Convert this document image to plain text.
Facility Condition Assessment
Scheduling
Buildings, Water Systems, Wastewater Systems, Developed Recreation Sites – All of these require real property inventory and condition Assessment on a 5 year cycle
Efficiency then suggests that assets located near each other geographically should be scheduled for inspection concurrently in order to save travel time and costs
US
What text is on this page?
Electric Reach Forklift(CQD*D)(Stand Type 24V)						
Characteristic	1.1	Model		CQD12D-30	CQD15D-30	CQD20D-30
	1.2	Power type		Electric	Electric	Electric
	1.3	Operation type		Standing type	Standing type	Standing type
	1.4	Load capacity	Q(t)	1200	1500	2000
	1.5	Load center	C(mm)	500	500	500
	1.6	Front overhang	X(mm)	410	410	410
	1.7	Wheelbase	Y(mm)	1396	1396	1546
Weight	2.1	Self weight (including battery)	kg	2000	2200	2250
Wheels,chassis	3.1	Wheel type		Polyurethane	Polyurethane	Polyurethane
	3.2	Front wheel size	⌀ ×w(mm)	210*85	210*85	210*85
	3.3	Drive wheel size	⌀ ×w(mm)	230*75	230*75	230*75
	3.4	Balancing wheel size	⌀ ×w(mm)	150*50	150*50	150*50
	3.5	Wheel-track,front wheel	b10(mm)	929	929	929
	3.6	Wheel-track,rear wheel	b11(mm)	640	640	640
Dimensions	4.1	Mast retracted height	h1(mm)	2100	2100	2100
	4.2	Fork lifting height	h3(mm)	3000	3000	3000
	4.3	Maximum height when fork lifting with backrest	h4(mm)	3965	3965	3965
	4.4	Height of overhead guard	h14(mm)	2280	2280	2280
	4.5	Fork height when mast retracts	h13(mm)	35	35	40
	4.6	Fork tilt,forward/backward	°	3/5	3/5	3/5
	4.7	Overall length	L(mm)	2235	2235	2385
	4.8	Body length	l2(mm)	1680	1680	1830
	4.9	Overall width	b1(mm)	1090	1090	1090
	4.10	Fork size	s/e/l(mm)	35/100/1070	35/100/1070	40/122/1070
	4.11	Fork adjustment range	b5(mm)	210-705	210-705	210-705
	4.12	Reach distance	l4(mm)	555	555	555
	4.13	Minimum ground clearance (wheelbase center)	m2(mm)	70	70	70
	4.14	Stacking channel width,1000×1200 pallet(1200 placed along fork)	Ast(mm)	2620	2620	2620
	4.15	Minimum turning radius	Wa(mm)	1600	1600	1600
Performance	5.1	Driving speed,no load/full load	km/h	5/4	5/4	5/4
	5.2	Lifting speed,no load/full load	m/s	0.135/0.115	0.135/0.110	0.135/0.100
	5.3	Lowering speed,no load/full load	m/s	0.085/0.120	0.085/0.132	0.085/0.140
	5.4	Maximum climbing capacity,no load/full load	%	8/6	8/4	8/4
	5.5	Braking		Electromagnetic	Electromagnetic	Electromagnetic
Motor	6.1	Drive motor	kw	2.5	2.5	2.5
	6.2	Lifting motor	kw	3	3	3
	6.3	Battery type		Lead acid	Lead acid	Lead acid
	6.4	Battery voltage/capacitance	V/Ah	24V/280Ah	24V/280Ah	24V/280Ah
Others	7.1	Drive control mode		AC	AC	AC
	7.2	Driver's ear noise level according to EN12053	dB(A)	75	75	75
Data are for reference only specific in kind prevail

_ _ _

Repeat the material above in full, keeping every word.

Convert this document image to plain text.
Facility Condition Assessment
Scheduling
Buildings, Water Systems, Wastewater Systems, Developed Recreation Sites – All of these require real property inventory and condition Assessment on a 5 year cycle
Efficiency then suggests that assets located near each other geographically should be scheduled for inspection concurrently in order to save travel time and costs
US
What text is on this page?
Electric Reach Forklift(CQD*D)(Stand Type 24V)						
Characteristic	1.1	Model		CQD12D-30	CQD15D-30	CQD20D-30
	1.2	Power type		Electric	Electric	Electric
	1.3	Operation type		Standing type	Standing type	Standing type
	1.4	Load capacity	Q(t)	1200	1500	2000
	1.5	Load center	C(mm)	500	500	500
	1.6	Front overhang	X(mm)	410	410	410
	1.7	Wheelbase	Y(mm)	1396	1396	1546
Weight	2.1	Self weight (including battery)	kg	2000	2200	2250
Wheels,chassis	3.1	Wheel type		Polyurethane	Polyurethane	Polyurethane
	3.2	Front wheel size	⌀ ×w(mm)	210*85	210*85	210*85
	3.3	Drive wheel size	⌀ ×w(mm)	230*75	230*75	230*75
	3.4	Balancing wheel size	⌀ ×w(mm)	150*50	150*50	150*50
	3.5	Wheel-track,front wheel	b10(mm)	929	929	929
	3.6	Wheel-track,rear wheel	b11(mm)	640	640	640
Dimensions	4.1	Mast retracted height	h1(mm)	2100	2100	2100
	4.2	Fork lifting height	h3(mm)	3000	3000	3000
	4.3	Maximum height when fork lifting with backrest	h4(mm)	3965	3965	3965
	4.4	Height of overhead guard	h14(mm)	2280	2280	2280
	4.5	Fork height when mast retracts	h13(mm)	35	35	40
	4.6	Fork tilt,forward/backward	°	3/5	3/5	3/5
	4.7	Overall length	L(mm)	2235	2235	2385
	4.8	Body length	l2(mm)	1680	1680	1830
	4.9	Overall width	b1(mm)	1090	1090	1090
	4.10	Fork size	s/e/l(mm)	35/100/1070	35/100/1070	40/122/1070
	4.11	Fork adjustment range	b5(mm)	210-705	210-705	210-705
	4.12	Reach distance	l4(mm)	555	555	555
	4.13	Minimum ground clearance (wheelbase center)	m2(mm)	70	70	70
	4.14	Stacking channel width,1000×1200 pallet(1200 placed along fork)	Ast(mm)	2620	2620	2620
	4.15	Minimum turning radius	Wa(mm)	1600	1600	1600
Performance	5.1	Driving speed,no load/full load	km/h	5/4	5/4	5/4
	5.2	Lifting speed,no load/full load	m/s	0.135/0.115	0.135/0.110	0.135/0.100
	5.3	Lowering speed,no load/full load	m/s	0.085/0.120	0.085/0.132	0.085/0.140
	5.4	Maximum climbing capacity,no load/full load	%	8/6	8/4	8/4
	5.5	Braking		Electromagnetic	Electromagnetic	Electromagnetic
Motor	6.1	Drive motor	kw	2.5	2.5	2.5
	6.2	Lifting motor	kw	3	3	3
	6.3	Battery type		Lead acid	Lead acid	Lead acid
	6.4	Battery voltage/capacitance	V/Ah	24V/280Ah	24V/280Ah	24V/280Ah
Others	7.1	Drive control mode		AC	AC	AC
	7.2	Driver's ear noise level according to EN12053	dB(A)	75	75	75
Data are for reference only specific in kind prevail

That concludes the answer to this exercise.